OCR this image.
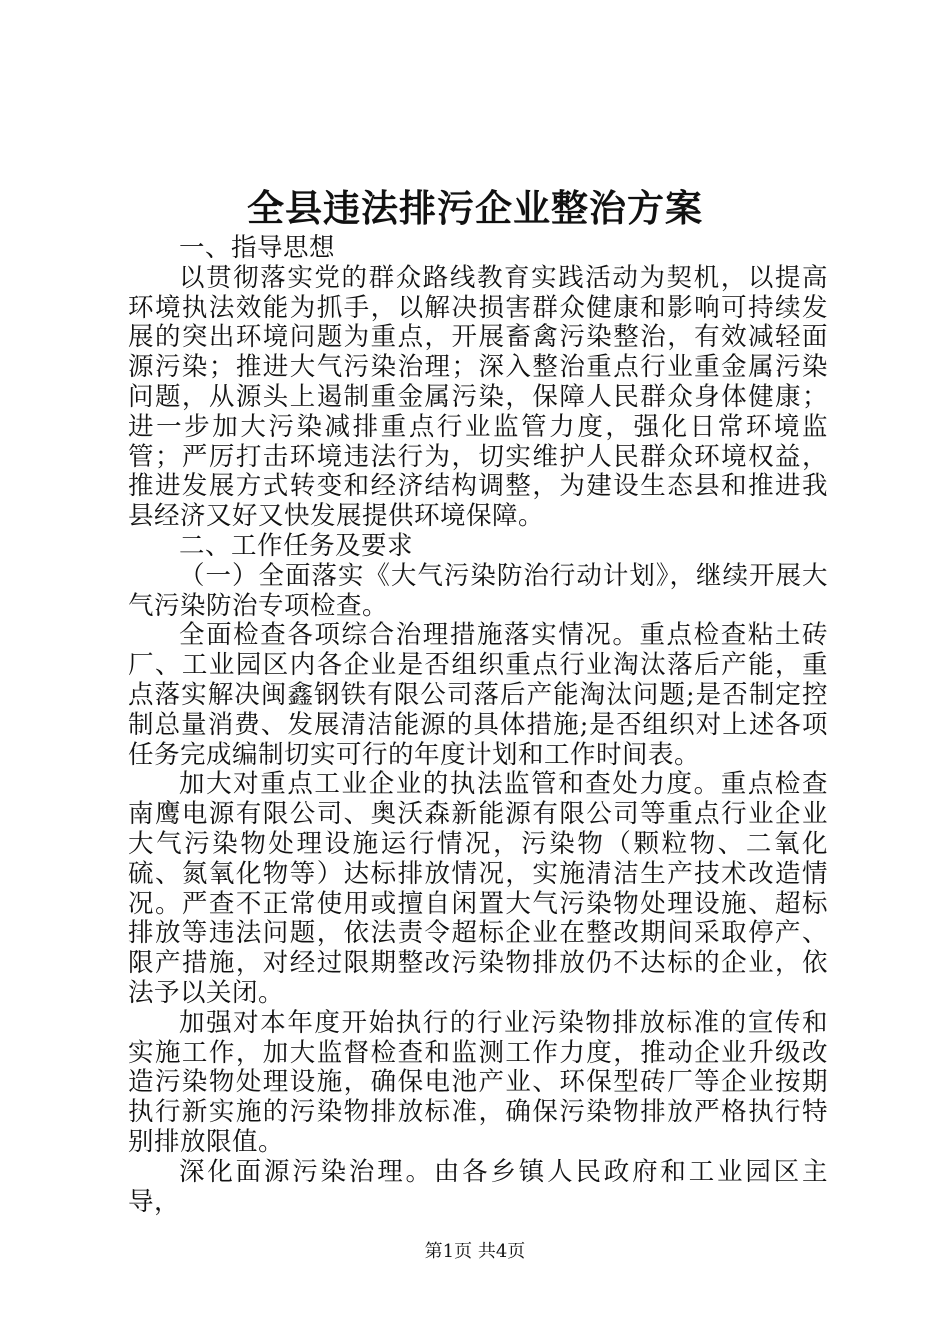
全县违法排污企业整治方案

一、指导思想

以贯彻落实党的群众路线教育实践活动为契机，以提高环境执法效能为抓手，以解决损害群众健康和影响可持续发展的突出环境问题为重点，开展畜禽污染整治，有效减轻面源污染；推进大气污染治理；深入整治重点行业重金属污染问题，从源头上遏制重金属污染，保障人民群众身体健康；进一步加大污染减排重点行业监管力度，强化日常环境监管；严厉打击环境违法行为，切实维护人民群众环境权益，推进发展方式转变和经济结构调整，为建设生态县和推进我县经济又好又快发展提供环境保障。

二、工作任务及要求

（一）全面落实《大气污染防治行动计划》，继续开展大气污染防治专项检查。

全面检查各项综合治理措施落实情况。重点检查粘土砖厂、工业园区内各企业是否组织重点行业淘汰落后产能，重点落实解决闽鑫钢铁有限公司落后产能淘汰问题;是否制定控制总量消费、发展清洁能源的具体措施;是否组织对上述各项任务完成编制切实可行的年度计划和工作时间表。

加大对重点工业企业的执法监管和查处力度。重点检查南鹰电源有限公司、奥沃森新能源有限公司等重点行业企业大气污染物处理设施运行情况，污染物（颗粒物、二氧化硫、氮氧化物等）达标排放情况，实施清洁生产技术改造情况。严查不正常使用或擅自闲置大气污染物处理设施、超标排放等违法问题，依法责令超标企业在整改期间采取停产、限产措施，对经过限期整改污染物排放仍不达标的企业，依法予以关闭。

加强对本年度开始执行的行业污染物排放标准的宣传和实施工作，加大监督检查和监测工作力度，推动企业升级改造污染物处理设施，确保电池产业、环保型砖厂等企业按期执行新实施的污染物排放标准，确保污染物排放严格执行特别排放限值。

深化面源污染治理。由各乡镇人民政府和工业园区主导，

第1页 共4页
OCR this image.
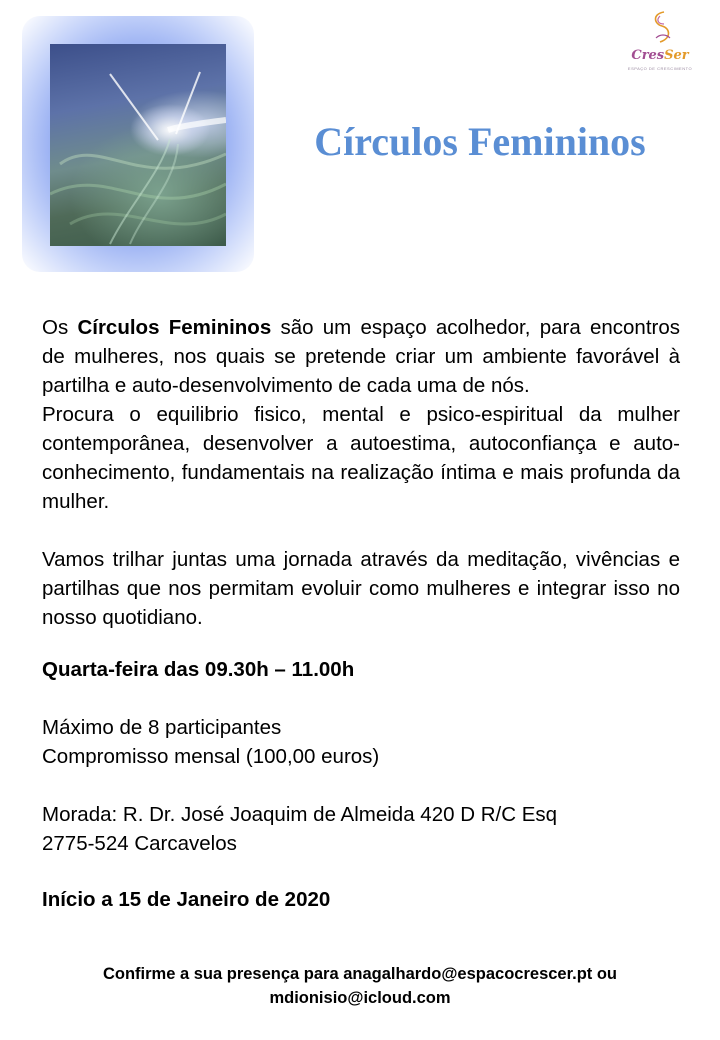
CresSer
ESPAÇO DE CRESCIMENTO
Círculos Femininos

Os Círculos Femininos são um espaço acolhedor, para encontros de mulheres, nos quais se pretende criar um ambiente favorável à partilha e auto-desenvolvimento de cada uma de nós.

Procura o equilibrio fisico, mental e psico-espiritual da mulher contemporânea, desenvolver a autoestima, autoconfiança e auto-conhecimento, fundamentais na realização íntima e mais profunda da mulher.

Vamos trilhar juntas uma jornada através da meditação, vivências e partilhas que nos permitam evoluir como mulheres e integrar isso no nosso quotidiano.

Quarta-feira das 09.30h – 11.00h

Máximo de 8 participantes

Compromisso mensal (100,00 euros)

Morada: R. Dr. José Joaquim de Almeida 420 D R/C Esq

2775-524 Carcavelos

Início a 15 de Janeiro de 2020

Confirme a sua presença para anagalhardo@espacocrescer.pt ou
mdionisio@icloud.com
################
Take the data above and repeat it exactly, leaving each picture out.

Exercise response:
OCR this image.
全县违法排污企业整治方案

一、指导思想

以贯彻落实党的群众路线教育实践活动为契机，以提高环境执法效能为抓手，以解决损害群众健康和影响可持续发展的突出环境问题为重点，开展畜禽污染整治，有效减轻面源污染；推进大气污染治理；深入整治重点行业重金属污染问题，从源头上遏制重金属污染，保障人民群众身体健康；进一步加大污染减排重点行业监管力度，强化日常环境监管；严厉打击环境违法行为，切实维护人民群众环境权益，推进发展方式转变和经济结构调整，为建设生态县和推进我县经济又好又快发展提供环境保障。

二、工作任务及要求

（一）全面落实《大气污染防治行动计划》，继续开展大气污染防治专项检查。

全面检查各项综合治理措施落实情况。重点检查粘土砖厂、工业园区内各企业是否组织重点行业淘汰落后产能，重点落实解决闽鑫钢铁有限公司落后产能淘汰问题;是否制定控制总量消费、发展清洁能源的具体措施;是否组织对上述各项任务完成编制切实可行的年度计划和工作时间表。

加大对重点工业企业的执法监管和查处力度。重点检查南鹰电源有限公司、奥沃森新能源有限公司等重点行业企业大气污染物处理设施运行情况，污染物（颗粒物、二氧化硫、氮氧化物等）达标排放情况，实施清洁生产技术改造情况。严查不正常使用或擅自闲置大气污染物处理设施、超标排放等违法问题，依法责令超标企业在整改期间采取停产、限产措施，对经过限期整改污染物排放仍不达标的企业，依法予以关闭。

加强对本年度开始执行的行业污染物排放标准的宣传和实施工作，加大监督检查和监测工作力度，推动企业升级改造污染物处理设施，确保电池产业、环保型砖厂等企业按期执行新实施的污染物排放标准，确保污染物排放严格执行特别排放限值。

深化面源污染治理。由各乡镇人民政府和工业园区主导，

第1页 共4页
OCR this image.
CresSer
ESPAÇO DE CRESCIMENTO
Círculos Femininos

Os Círculos Femininos são um espaço acolhedor, para encontros de mulheres, nos quais se pretende criar um ambiente favorável à partilha e auto-desenvolvimento de cada uma de nós.

Procura o equilibrio fisico, mental e psico-espiritual da mulher contemporânea, desenvolver a autoestima, autoconfiança e auto-conhecimento, fundamentais na realização íntima e mais profunda da mulher.

Vamos trilhar juntas uma jornada através da meditação, vivências e partilhas que nos permitam evoluir como mulheres e integrar isso no nosso quotidiano.

Quarta-feira das 09.30h – 11.00h

Máximo de 8 participantes

Compromisso mensal (100,00 euros)

Morada: R. Dr. José Joaquim de Almeida 420 D R/C Esq

2775-524 Carcavelos

Início a 15 de Janeiro de 2020

Confirme a sua presença para anagalhardo@espacocrescer.pt ou
mdionisio@icloud.com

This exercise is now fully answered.